Data records
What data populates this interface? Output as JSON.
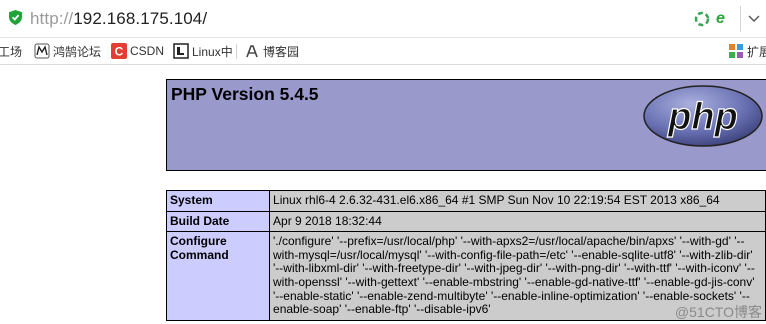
{
  "browser": {
    "url_protocol": "http://",
    "url_host": "192.168.175.104/"
  },
  "bookmarks": [
    {
      "label": "工场",
      "icon": "partial-icon"
    },
    {
      "label": "鸿鹄论坛",
      "icon": "hh-logo-icon"
    },
    {
      "label": "CSDN",
      "icon": "csdn-icon"
    },
    {
      "label": "Linux中",
      "icon": "linux-icon"
    },
    {
      "label": "博客园",
      "icon": "cnblogs-icon"
    },
    {
      "label": "扩展",
      "icon": "apps-icon"
    }
  ],
  "phpinfo": {
    "title": "PHP Version 5.4.5",
    "logo_text": "php",
    "rows": [
      {
        "key": "System",
        "value": "Linux rhl6-4 2.6.32-431.el6.x86_64 #1 SMP Sun Nov 10 22:19:54 EST 2013 x86_64"
      },
      {
        "key": "Build Date",
        "value": "Apr 9 2018 18:32:44"
      },
      {
        "key": "Configure Command",
        "value": "'./configure' '--prefix=/usr/local/php' '--with-apxs2=/usr/local/apache/bin/apxs' '--with-gd' '--with-mysql=/usr/local/mysql' '--with-config-file-path=/etc' '--enable-sqlite-utf8' '--with-zlib-dir' '--with-libxml-dir' '--with-freetype-dir' '--with-jpeg-dir' '--with-png-dir' '--with-ttf' '--with-iconv' '--with-openssl' '--with-gettext' '--enable-mbstring' '--enable-gd-native-ttf' '--enable-gd-jis-conv' '--enable-static' '--enable-zend-multibyte' '--enable-inline-optimization' '--enable-sockets' '--enable-soap' '--enable-ftp' '--disable-ipv6'"
      }
    ]
  },
  "watermark": "@51CTO博客",
  "colors": {
    "header_bg": "#9999cc",
    "key_bg": "#ccccff",
    "value_bg": "#cccccc"
  }
}
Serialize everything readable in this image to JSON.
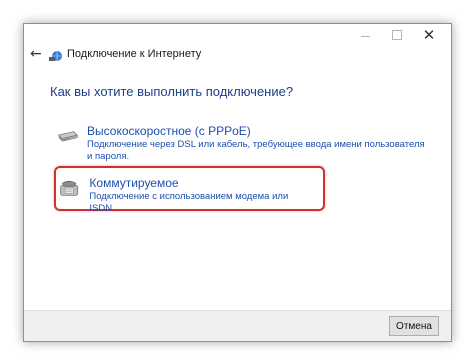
{
  "window": {
    "title": "Подключение к Интернету",
    "controls": {
      "minimize": "—",
      "maximize": "☐",
      "close": "✕"
    },
    "back_icon": "←"
  },
  "main": {
    "heading": "Как вы хотите выполнить подключение?",
    "options": [
      {
        "title": "Высокоскоростное (с PPPoE)",
        "description": "Подключение через DSL или кабель, требующее ввода имени пользователя и пароля.",
        "icon": "modem-icon"
      },
      {
        "title": "Коммутируемое",
        "description": "Подключение с использованием модема или ISDN.",
        "icon": "dialup-phone-icon",
        "highlighted": true
      }
    ]
  },
  "footer": {
    "cancel_label": "Отмена"
  },
  "colors": {
    "link": "#1d4fb0",
    "heading": "#1d3f8c",
    "highlight": "#d32f2f"
  }
}
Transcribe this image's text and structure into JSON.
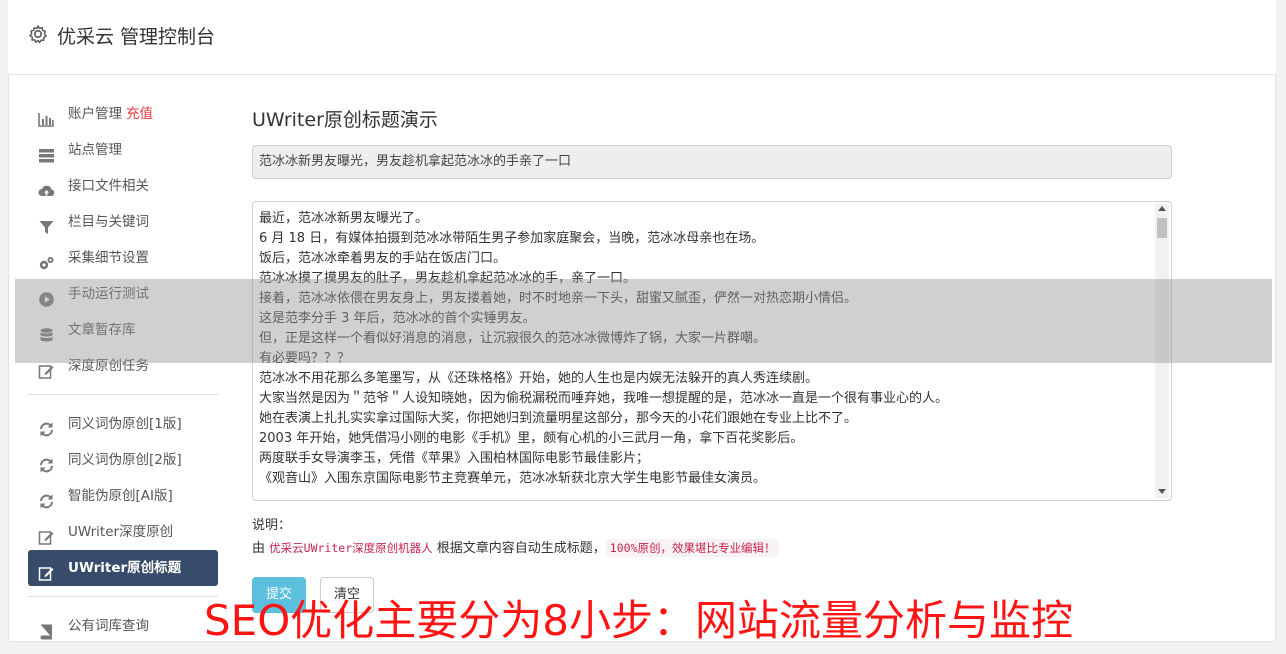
{
  "header": {
    "title": "优采云 管理控制台",
    "icon": "gear-icon"
  },
  "sidebar": {
    "items": [
      {
        "label": "账户管理",
        "badge": "充值",
        "icon": "bar-chart-icon"
      },
      {
        "label": "站点管理",
        "icon": "server-icon"
      },
      {
        "label": "接口文件相关",
        "icon": "cloud-upload-icon"
      },
      {
        "label": "栏目与关键词",
        "icon": "filter-icon"
      },
      {
        "label": "采集细节设置",
        "icon": "gears-icon"
      },
      {
        "label": "手动运行测试",
        "icon": "play-circle-icon"
      },
      {
        "label": "文章暂存库",
        "icon": "database-icon"
      },
      {
        "label": "深度原创任务",
        "icon": "edit-icon"
      },
      {
        "label": "同义词伪原创[1版]",
        "icon": "refresh-icon"
      },
      {
        "label": "同义词伪原创[2版]",
        "icon": "refresh-icon"
      },
      {
        "label": "智能伪原创[AI版]",
        "icon": "refresh-icon"
      },
      {
        "label": "UWriter深度原创",
        "icon": "edit-icon"
      },
      {
        "label": "UWriter原创标题",
        "icon": "edit-icon",
        "active": true
      },
      {
        "label": "公有词库查询",
        "icon": "book-icon"
      }
    ]
  },
  "main": {
    "heading": "UWriter原创标题演示",
    "title_value": "范冰冰新男友曝光，男友趁机拿起范冰冰的手亲了一口",
    "content_lines": [
      "最近，范冰冰新男友曝光了。",
      "6 月 18 日，有媒体拍摄到范冰冰带陌生男子参加家庭聚会，当晚，范冰冰母亲也在场。",
      "饭后，范冰冰牵着男友的手站在饭店门口。",
      "范冰冰摸了摸男友的肚子，男友趁机拿起范冰冰的手，亲了一口。",
      "接着，范冰冰依偎在男友身上，男友搂着她，时不时地亲一下头，甜蜜又腻歪，俨然一对热恋期小情侣。",
      "这是范李分手 3 年后，范冰冰的首个实锤男友。",
      "但，正是这样一个看似好消息的消息，让沉寂很久的范冰冰微博炸了锅，大家一片群嘲。",
      "有必要吗？？？",
      "范冰冰不用花那么多笔墨写，从《还珠格格》开始，她的人生也是内娱无法躲开的真人秀连续剧。",
      "大家当然是因为＂范爷＂人设知晓她，因为偷税漏税而唾弃她，我唯一想提醒的是，范冰冰一直是一个很有事业心的人。",
      "她在表演上扎扎实实拿过国际大奖，你把她归到流量明星这部分，那今天的小花们跟她在专业上比不了。",
      "2003 年开始，她凭借冯小刚的电影《手机》里，颇有心机的小三武月一角，拿下百花奖影后。",
      "两度联手女导演李玉，凭借《苹果》入围柏林国际电影节最佳影片；",
      "《观音山》入围东京国际电影节主竞赛单元，范冰冰斩获北京大学生电影节最佳女演员。"
    ],
    "explain_label": "说明：",
    "explain_prefix": "由",
    "explain_code1": "优采云UWriter深度原创机器人",
    "explain_middle": "根据文章内容自动生成标题，",
    "explain_code2": "100%原创，效果堪比专业编辑！",
    "submit_label": "提交",
    "clear_label": "清空"
  },
  "banner": {
    "text": "SEO优化主要分为8小步：网站流量分析与监控"
  },
  "colors": {
    "active_nav": "#374b6a",
    "badge": "#e4393c",
    "submit": "#5bc0de",
    "banner": "#ff1414"
  }
}
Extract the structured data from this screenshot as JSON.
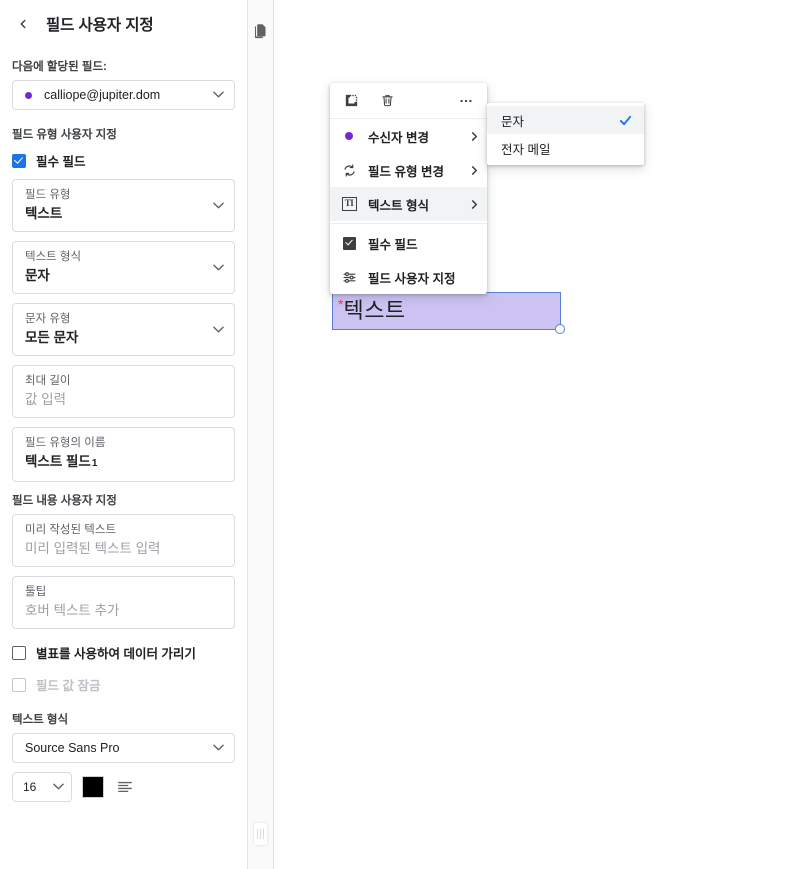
{
  "sidebar": {
    "back_icon": "chevron-left-icon",
    "title": "필드 사용자 지정",
    "assigned_label": "다음에 할당된 필드:",
    "assigned_value": "calliope@jupiter.dom",
    "assigned_dot_color": "#7229d4",
    "field_type_section_label": "필드 유형 사용자 지정",
    "required_checkbox": {
      "label": "필수 필드",
      "checked": true,
      "accent": "#1a73e8"
    },
    "fields": [
      {
        "label": "필드 유형",
        "value": "텍스트",
        "type": "select"
      },
      {
        "label": "텍스트 형식",
        "value": "문자",
        "type": "select"
      },
      {
        "label": "문자 유형",
        "value": "모든 문자",
        "type": "select"
      },
      {
        "label": "최대 길이",
        "value": "값 입력",
        "type": "input",
        "is_placeholder": true
      },
      {
        "label": "필드 유형의 이름",
        "value": "텍스트 필드",
        "sup": "1",
        "type": "input"
      }
    ],
    "content_section_label": "필드 내용 사용자 지정",
    "content_fields": [
      {
        "label": "미리 작성된 텍스트",
        "value": "미리 입력된 텍스트 입력",
        "is_placeholder": true
      },
      {
        "label": "툴팁",
        "value": "호버 텍스트 추가",
        "is_placeholder": true
      }
    ],
    "mask_checkbox": {
      "label": "별표를 사용하여 데이터 가리기",
      "checked": false,
      "disabled": false
    },
    "lock_checkbox": {
      "label": "필드 값 잠금",
      "checked": false,
      "disabled": true
    },
    "text_format_label": "텍스트 형식",
    "font_family_value": "Source Sans Pro",
    "font_size_value": "16",
    "font_color": "#000000",
    "align_icon": "align-left-icon"
  },
  "divider": {
    "pages_icon": "pages-icon",
    "drag_handle_icon": "panel-resize-handle"
  },
  "context_menu": {
    "tools": [
      {
        "icon": "duplicate-icon",
        "name": "duplicate"
      },
      {
        "icon": "trash-icon",
        "name": "delete"
      },
      {
        "icon": "more-horizontal-icon",
        "name": "more-options"
      }
    ],
    "items": [
      {
        "icon": "purple-dot-icon",
        "label": "수신자 변경",
        "has_submenu": true,
        "active": false
      },
      {
        "icon": "sync-icon",
        "label": "필드 유형 변경",
        "has_submenu": true,
        "active": false
      },
      {
        "icon": "text-format-icon",
        "label": "텍스트 형식",
        "has_submenu": true,
        "active": true
      },
      {
        "icon": "checkbox-checked-icon",
        "label": "필수 필드",
        "has_submenu": false,
        "active": false
      },
      {
        "icon": "tune-icon",
        "label": "필드 사용자 지정",
        "has_submenu": false,
        "active": false
      }
    ]
  },
  "submenu": {
    "items": [
      {
        "label": "문자",
        "selected": true
      },
      {
        "label": "전자 메일",
        "selected": false
      }
    ],
    "check_color": "#1a73e8"
  },
  "text_widget": {
    "required_marker": "*",
    "text": "텍스트",
    "fill_color": "#ccc3f2",
    "border_color": "#5b7fd4",
    "marker_color": "#ea4335"
  }
}
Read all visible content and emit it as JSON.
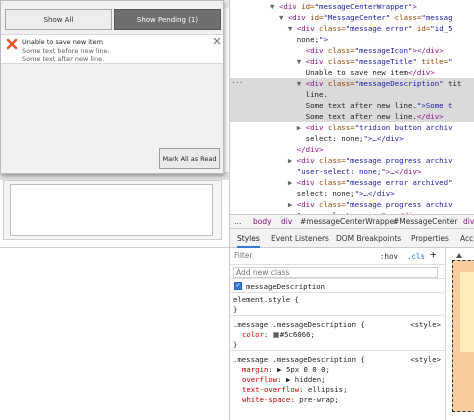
{
  "app": {
    "message_center": {
      "tabs": {
        "show_all": "Show All",
        "show_pending": "Show Pending (1)"
      },
      "message": {
        "title": "Unable to save new item",
        "description_line1": "Some text before new line.",
        "description_line2": "Some text after new line."
      },
      "mark_all_read_label": "Mark All as Read"
    }
  },
  "devtools": {
    "elements_lines": [
      {
        "indent": "  ",
        "tri": "▼",
        "html": "<div id=\"messageCenterWrapper\">"
      },
      {
        "indent": "    ",
        "tri": "▼",
        "html": "<div id=\"MessageCenter\" class=\"messag"
      },
      {
        "indent": "      ",
        "tri": "▼",
        "html": "<div class=\"message error\" id=\"id_5"
      },
      {
        "indent": "      ",
        "tri": "",
        "html": "none;\">"
      },
      {
        "indent": "        ",
        "tri": "",
        "html": "<div class=\"messageIcon\"></div>"
      },
      {
        "indent": "        ",
        "tri": "▼",
        "html": "<div class=\"messageTitle\" title=\""
      },
      {
        "indent": "        ",
        "tri": "",
        "html": "Unable to save new item</div>"
      },
      {
        "indent": "        ",
        "tri": "▼",
        "html": "<div class=\"messageDescription\" tit"
      },
      {
        "indent": "        ",
        "tri": "",
        "html": "line."
      },
      {
        "indent": "        ",
        "tri": "",
        "html": "Some text after new line.\">Some t"
      },
      {
        "indent": "        ",
        "tri": "",
        "html": "Some text after new line.</div> =="
      },
      {
        "indent": "        ",
        "tri": "▶",
        "html": "<div class=\"tridion button archiv"
      },
      {
        "indent": "        ",
        "tri": "",
        "html": "select: none;\">…</div>"
      },
      {
        "indent": "      ",
        "tri": "",
        "html": "</div>"
      },
      {
        "indent": "      ",
        "tri": "▶",
        "html": "<div class=\"message progress archiv"
      },
      {
        "indent": "      ",
        "tri": "",
        "html": "\"user-select: none;\">…</div>"
      },
      {
        "indent": "      ",
        "tri": "▶",
        "html": "<div class=\"message error archived\""
      },
      {
        "indent": "      ",
        "tri": "",
        "html": "select: none;\">…</div>"
      },
      {
        "indent": "      ",
        "tri": "▶",
        "html": "<div class=\"message progress archiv"
      },
      {
        "indent": "      ",
        "tri": "",
        "html": "\"user-select: none;\">…</div>"
      }
    ],
    "dots": "...",
    "breadcrumb": {
      "ellipsis": "…",
      "items": [
        "body",
        "div",
        "#messageCenterWrapper",
        "#MessageCenter",
        "div"
      ]
    },
    "tabs": [
      "Styles",
      "Event Listeners",
      "DOM Breakpoints",
      "Properties",
      "Acc"
    ],
    "styles": {
      "filter_placeholder": "Filter",
      "hov_label": ":hov",
      "cls_label": ".cls",
      "add_class_placeholder": "Add new class",
      "class_name": "messageDescription",
      "element_style": "element.style {",
      "element_style_close": "}",
      "rule1": {
        "selector": ".message .messageDescription {",
        "source": "<style>",
        "prop": "color",
        "value": "#5c6066;",
        "color": "#5c6066",
        "close": "}"
      },
      "rule2": {
        "selector": ".message .messageDescription {",
        "source": "<style>",
        "props": [
          {
            "prop": "margin",
            "value": "▶ 5px 0 0 0;"
          },
          {
            "prop": "overflow",
            "value": "▶ hidden;"
          },
          {
            "prop": "text-overflow",
            "value": "ellipsis;"
          },
          {
            "prop": "white-space",
            "value": "pre-wrap;"
          }
        ]
      }
    }
  }
}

## Task requirements
Copy down every line of the material above that includes the string "more".

## Result of the exercise
        "icon": "more-horizontal-icon",
        "name": "more-options"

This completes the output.